EXERCISE BRIEF: Select all lines in the records that include "Região".

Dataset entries
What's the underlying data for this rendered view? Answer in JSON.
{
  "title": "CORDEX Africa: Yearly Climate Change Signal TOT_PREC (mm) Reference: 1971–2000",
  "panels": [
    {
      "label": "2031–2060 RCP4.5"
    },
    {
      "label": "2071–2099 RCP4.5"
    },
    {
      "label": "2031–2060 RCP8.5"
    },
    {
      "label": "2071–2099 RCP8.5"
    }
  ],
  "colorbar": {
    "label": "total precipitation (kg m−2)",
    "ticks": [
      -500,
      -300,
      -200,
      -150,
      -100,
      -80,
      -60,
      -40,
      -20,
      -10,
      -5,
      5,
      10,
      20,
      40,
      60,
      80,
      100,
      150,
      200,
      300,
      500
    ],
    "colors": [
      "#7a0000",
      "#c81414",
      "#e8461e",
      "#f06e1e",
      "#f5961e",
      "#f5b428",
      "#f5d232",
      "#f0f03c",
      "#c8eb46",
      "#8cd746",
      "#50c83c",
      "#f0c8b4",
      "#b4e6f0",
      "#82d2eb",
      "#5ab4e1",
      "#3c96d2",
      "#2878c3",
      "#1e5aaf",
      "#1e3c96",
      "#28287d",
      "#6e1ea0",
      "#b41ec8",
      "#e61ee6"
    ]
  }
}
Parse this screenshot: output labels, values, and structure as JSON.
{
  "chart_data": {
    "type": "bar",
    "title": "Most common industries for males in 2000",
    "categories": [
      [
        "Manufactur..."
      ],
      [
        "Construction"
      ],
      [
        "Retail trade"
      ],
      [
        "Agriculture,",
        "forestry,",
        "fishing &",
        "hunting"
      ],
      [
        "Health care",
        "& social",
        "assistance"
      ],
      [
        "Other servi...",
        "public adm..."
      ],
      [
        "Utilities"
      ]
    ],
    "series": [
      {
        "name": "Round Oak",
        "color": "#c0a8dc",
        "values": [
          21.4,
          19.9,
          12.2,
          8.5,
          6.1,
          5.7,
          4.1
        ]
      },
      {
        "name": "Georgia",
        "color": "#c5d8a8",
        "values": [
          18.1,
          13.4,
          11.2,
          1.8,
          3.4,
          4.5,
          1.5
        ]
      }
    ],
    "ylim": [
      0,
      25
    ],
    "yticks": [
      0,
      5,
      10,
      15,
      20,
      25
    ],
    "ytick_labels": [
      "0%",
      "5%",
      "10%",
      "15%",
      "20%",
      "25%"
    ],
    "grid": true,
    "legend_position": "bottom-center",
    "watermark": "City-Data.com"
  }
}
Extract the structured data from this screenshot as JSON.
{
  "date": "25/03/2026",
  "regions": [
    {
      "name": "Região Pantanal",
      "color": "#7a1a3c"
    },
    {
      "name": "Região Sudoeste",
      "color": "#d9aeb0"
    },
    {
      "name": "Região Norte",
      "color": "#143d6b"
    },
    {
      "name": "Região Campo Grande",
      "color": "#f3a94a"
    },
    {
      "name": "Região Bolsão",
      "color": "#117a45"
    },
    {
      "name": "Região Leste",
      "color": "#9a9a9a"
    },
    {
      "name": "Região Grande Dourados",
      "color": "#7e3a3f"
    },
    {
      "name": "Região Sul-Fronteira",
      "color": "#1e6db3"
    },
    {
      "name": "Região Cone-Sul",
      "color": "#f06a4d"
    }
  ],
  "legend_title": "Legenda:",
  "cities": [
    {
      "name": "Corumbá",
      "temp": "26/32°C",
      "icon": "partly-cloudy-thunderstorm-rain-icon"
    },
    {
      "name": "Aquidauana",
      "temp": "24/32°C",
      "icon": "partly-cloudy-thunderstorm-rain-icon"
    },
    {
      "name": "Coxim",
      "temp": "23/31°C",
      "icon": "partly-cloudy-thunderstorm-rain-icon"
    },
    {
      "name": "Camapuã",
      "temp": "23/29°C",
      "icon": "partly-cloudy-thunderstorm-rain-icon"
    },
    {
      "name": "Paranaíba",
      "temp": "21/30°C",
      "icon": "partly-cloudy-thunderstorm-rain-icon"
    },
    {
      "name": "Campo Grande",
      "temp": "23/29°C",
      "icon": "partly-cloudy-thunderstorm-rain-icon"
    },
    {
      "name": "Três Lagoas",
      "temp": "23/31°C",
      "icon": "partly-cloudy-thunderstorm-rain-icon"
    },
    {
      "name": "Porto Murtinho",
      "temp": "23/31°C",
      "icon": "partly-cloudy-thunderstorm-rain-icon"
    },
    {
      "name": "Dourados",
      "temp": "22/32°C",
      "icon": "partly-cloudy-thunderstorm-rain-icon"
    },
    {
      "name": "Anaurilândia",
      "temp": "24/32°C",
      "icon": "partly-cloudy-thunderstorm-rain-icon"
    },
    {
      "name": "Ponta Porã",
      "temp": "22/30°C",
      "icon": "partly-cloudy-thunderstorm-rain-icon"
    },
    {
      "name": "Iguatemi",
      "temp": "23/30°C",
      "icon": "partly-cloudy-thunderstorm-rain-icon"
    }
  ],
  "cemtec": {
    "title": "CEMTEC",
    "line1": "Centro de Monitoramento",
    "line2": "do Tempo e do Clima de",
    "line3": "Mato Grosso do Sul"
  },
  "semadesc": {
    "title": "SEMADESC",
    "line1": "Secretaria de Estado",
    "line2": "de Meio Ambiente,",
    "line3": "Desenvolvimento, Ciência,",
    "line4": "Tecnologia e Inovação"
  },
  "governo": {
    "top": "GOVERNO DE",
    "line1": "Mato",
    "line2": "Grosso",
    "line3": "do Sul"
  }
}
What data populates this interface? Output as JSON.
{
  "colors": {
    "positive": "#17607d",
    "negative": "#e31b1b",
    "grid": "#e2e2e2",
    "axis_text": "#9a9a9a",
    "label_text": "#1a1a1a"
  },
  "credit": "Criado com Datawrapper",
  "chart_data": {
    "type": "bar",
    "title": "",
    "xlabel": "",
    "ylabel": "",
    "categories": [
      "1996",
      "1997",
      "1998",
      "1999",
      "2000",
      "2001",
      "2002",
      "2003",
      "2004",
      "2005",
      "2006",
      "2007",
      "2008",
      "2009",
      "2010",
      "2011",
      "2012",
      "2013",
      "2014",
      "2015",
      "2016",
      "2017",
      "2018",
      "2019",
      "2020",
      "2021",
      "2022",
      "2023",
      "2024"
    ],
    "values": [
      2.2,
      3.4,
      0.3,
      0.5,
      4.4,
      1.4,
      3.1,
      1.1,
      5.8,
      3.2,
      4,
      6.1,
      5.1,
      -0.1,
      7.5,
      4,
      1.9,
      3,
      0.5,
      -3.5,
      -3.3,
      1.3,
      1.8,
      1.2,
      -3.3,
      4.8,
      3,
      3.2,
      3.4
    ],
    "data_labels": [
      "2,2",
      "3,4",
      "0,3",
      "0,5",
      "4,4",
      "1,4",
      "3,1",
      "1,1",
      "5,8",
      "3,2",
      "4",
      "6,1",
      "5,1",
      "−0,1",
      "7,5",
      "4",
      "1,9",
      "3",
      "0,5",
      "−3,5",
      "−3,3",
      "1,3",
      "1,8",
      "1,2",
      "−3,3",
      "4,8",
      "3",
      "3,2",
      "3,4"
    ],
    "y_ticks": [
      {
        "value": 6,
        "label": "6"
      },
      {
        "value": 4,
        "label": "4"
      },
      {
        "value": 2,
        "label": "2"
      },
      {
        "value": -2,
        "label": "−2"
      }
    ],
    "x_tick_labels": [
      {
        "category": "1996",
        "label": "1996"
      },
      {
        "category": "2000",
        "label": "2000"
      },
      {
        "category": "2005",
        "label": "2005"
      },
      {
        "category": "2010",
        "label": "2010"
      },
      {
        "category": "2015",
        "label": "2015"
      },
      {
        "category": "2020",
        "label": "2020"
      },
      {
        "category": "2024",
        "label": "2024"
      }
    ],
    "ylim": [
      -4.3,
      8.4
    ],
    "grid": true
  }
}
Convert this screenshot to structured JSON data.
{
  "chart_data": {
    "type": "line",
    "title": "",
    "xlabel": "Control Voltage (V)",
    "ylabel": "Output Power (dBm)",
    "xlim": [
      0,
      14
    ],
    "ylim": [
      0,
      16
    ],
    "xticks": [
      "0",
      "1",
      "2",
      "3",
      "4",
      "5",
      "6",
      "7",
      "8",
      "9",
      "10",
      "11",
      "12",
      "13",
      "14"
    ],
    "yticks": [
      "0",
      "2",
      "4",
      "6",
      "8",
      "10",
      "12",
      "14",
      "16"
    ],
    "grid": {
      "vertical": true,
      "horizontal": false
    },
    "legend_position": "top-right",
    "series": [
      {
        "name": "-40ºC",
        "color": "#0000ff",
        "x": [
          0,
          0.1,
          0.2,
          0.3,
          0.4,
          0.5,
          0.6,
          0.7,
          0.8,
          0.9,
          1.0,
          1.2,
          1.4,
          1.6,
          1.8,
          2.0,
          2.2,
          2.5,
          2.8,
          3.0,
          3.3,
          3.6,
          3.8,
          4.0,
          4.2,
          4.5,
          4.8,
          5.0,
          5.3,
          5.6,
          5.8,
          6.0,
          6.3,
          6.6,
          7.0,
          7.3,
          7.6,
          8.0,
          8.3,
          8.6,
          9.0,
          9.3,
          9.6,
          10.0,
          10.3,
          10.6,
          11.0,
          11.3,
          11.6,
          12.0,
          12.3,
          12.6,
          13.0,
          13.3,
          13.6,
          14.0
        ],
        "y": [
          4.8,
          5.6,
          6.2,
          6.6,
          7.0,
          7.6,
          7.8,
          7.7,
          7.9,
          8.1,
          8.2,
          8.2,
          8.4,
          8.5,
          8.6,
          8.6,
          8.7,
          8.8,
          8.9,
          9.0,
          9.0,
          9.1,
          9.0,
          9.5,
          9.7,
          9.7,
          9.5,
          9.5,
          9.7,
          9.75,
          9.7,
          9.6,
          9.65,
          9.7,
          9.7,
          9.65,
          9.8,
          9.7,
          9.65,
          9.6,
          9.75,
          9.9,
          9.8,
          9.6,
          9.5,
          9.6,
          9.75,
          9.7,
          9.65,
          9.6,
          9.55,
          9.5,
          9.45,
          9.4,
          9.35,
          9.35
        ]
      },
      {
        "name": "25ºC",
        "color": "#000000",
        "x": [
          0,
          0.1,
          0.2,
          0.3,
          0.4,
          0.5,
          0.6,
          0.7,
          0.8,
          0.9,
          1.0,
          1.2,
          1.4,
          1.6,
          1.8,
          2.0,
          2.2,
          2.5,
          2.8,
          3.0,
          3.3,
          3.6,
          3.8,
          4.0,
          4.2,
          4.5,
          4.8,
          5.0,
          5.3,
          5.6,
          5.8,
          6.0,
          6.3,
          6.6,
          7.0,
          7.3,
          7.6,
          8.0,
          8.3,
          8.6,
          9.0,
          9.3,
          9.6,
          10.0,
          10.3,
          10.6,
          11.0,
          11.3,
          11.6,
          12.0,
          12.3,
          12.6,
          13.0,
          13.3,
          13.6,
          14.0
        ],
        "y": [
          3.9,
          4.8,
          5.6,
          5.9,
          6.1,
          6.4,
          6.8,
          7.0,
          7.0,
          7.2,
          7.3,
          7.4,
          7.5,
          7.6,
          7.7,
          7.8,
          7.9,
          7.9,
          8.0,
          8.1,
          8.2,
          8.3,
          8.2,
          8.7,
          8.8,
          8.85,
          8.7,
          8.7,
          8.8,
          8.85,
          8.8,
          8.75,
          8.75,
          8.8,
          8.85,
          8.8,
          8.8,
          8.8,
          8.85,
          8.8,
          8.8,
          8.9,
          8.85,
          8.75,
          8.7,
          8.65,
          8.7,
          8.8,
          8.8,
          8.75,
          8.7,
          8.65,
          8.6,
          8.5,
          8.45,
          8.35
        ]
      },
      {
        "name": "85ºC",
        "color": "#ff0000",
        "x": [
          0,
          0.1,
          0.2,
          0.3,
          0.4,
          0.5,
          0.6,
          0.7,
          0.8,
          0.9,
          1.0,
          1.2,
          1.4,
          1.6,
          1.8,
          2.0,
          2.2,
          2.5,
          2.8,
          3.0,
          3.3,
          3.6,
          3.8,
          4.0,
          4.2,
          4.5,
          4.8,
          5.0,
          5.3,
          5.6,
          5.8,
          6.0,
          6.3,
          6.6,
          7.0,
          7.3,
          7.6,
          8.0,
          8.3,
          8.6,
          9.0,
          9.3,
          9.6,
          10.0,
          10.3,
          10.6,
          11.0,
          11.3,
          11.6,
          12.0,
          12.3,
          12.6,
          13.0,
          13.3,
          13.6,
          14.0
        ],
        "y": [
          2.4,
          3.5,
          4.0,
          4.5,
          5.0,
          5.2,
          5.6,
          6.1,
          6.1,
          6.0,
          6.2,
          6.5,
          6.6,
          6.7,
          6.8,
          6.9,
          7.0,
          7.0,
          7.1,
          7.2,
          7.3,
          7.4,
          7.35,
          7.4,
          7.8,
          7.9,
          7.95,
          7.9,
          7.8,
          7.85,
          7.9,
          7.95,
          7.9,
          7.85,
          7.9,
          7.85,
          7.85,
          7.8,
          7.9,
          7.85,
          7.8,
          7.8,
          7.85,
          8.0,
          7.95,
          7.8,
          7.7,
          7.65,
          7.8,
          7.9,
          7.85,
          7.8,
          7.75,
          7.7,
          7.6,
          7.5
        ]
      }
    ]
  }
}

OUTPUT OF THE EXERCISE:
      "name": "Região Pantanal",
      "name": "Região Sudoeste",
      "name": "Região Norte",
      "name": "Região Campo Grande",
      "name": "Região Bolsão",
      "name": "Região Leste",
      "name": "Região Grande Dourados",
      "name": "Região Sul-Fronteira",
      "name": "Região Cone-Sul",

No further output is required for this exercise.